■ What you are asked to do ■
Number of lines below with the word "instruction": state it and write nothing more.

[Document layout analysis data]
□ □ □
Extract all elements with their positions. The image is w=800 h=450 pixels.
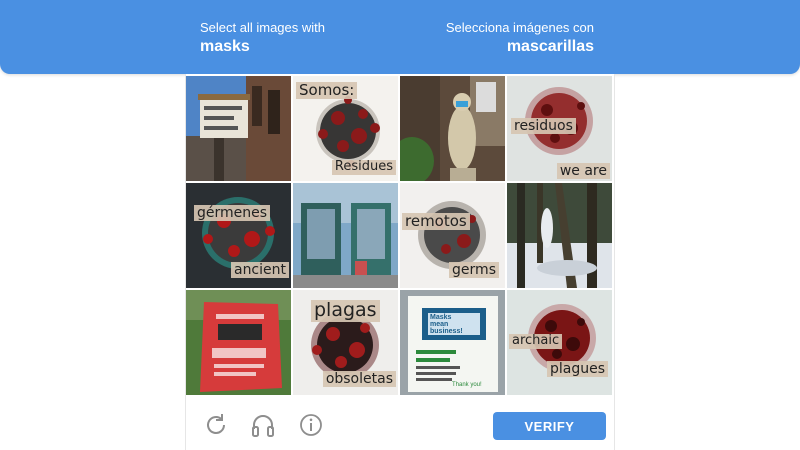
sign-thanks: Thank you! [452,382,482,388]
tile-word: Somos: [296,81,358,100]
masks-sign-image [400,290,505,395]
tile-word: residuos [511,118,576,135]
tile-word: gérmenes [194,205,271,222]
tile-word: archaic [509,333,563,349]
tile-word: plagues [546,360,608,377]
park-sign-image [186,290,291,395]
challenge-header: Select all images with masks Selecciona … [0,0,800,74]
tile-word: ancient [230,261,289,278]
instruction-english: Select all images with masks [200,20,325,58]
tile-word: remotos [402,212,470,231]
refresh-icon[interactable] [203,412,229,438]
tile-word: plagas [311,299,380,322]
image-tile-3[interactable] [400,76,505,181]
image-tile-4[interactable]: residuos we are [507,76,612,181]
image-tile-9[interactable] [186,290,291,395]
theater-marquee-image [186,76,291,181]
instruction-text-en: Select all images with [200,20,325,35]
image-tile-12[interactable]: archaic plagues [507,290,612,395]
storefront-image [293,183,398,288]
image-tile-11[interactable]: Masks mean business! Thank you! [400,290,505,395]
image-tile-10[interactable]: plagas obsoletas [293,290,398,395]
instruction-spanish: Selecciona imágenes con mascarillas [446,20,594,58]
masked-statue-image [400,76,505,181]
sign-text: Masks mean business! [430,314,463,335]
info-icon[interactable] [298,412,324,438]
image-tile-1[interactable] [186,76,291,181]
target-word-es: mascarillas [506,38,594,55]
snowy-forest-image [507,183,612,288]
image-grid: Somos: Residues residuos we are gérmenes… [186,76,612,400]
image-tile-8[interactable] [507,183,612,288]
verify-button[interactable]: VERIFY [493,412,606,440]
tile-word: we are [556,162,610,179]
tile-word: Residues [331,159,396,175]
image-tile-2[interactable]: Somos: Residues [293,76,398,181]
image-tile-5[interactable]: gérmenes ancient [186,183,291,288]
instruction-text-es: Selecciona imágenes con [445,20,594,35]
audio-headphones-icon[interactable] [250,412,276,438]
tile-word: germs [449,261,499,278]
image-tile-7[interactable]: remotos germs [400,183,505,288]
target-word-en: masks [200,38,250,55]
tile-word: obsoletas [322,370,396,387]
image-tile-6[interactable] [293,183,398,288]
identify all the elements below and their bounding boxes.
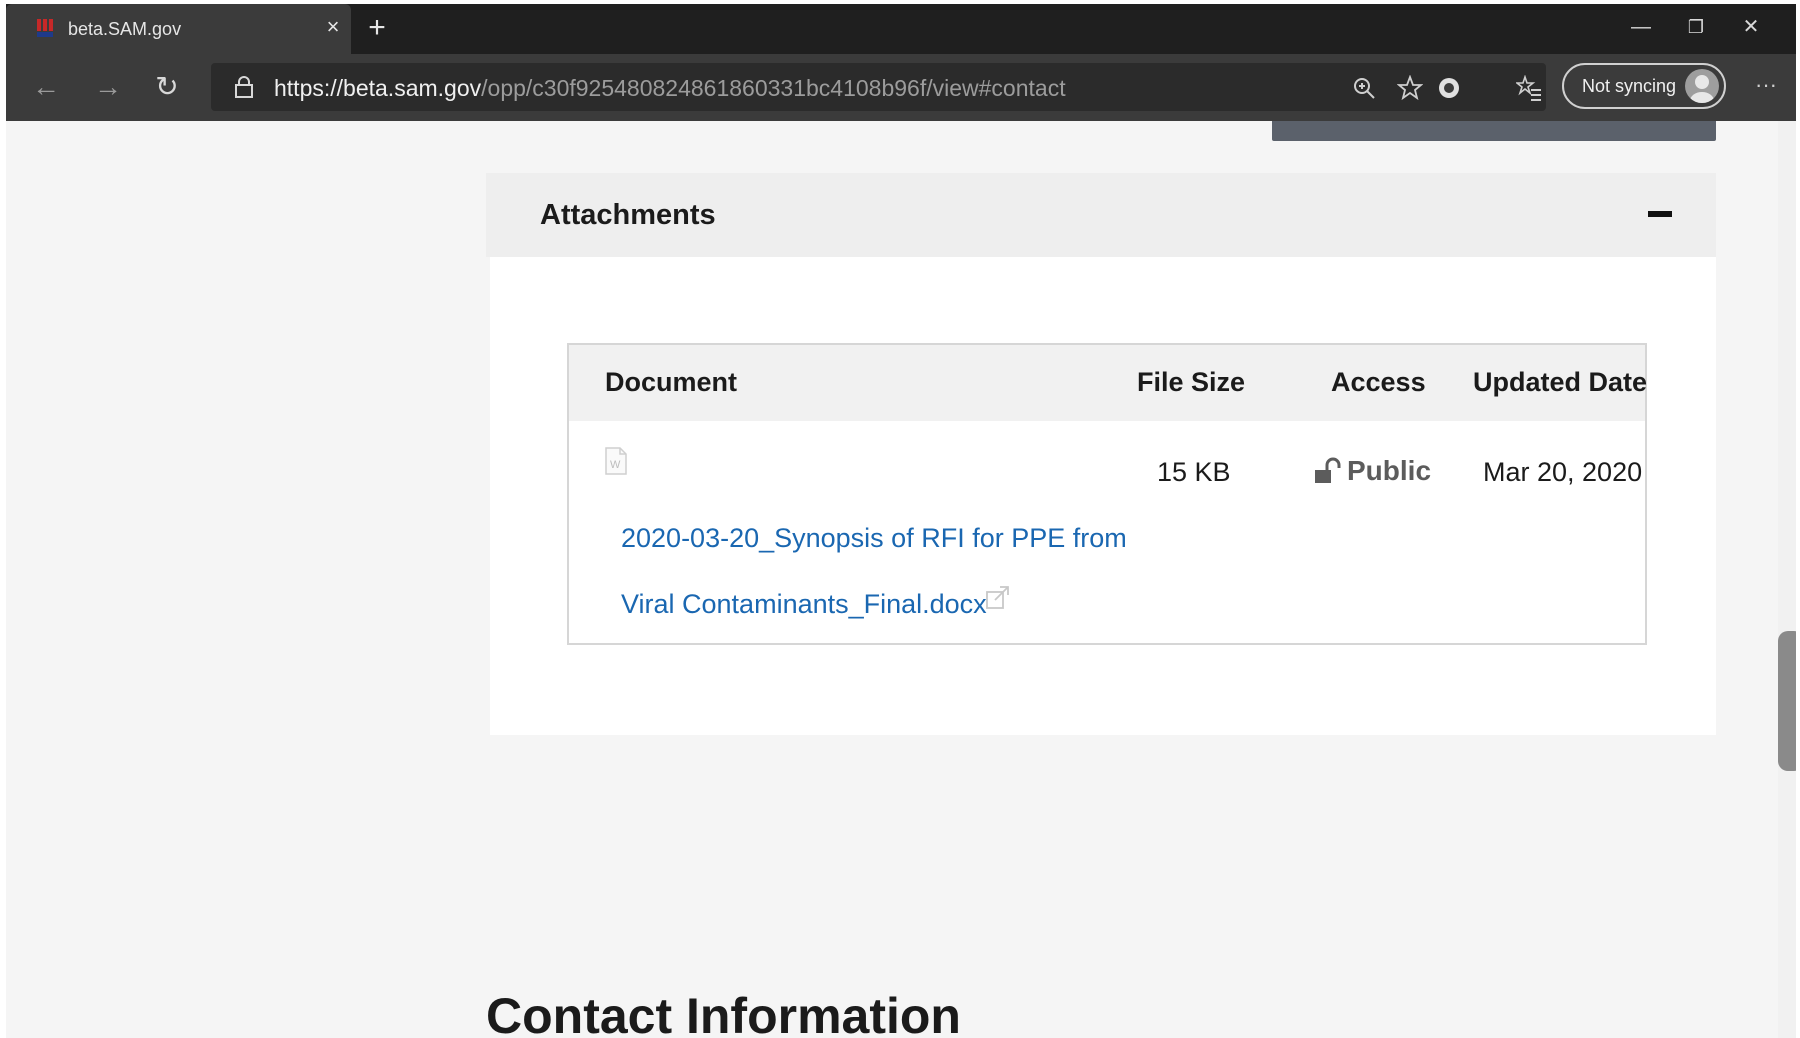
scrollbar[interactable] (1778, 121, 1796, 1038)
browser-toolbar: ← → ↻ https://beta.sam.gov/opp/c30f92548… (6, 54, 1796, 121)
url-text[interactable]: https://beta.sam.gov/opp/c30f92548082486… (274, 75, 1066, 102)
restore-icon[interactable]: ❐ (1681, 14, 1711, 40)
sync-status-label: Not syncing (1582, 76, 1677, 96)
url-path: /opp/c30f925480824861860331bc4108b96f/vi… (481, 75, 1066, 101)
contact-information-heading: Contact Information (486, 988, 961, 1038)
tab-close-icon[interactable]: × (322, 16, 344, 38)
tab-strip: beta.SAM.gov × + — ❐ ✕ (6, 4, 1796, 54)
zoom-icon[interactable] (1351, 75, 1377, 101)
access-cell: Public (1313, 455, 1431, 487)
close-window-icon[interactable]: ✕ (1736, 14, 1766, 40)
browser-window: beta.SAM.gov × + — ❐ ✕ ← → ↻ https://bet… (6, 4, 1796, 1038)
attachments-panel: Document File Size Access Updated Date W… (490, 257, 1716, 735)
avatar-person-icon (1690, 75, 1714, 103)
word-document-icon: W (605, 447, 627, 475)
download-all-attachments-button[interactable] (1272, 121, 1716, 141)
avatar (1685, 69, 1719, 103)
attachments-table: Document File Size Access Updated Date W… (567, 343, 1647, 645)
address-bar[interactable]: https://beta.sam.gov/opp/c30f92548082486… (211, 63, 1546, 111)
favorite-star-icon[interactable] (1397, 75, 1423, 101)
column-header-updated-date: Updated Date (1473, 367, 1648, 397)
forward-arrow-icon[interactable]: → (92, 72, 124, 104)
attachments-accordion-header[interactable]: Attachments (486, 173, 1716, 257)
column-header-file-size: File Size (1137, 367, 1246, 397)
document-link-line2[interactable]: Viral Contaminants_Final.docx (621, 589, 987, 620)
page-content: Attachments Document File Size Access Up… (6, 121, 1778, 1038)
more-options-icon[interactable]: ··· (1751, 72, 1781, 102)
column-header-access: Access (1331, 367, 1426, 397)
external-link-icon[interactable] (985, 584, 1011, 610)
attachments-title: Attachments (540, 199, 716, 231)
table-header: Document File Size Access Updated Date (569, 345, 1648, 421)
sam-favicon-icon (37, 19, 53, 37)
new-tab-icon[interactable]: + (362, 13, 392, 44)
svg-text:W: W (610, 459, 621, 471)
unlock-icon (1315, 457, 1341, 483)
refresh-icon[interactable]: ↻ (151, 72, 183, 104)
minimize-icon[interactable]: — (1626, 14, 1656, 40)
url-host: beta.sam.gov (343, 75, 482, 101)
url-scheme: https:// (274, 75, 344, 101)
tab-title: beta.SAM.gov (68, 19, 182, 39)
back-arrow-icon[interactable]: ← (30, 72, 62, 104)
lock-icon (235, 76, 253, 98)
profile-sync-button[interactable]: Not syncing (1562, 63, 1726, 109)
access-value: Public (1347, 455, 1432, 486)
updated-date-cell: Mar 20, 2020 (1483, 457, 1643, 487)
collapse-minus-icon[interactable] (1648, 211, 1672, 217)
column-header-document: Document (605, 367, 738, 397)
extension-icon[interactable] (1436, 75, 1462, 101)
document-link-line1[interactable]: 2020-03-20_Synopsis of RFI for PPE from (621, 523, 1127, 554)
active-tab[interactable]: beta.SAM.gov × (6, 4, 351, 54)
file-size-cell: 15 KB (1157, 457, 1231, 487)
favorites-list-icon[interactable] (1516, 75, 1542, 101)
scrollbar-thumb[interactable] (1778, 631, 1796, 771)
□ □ □
■ Worked solution ■
4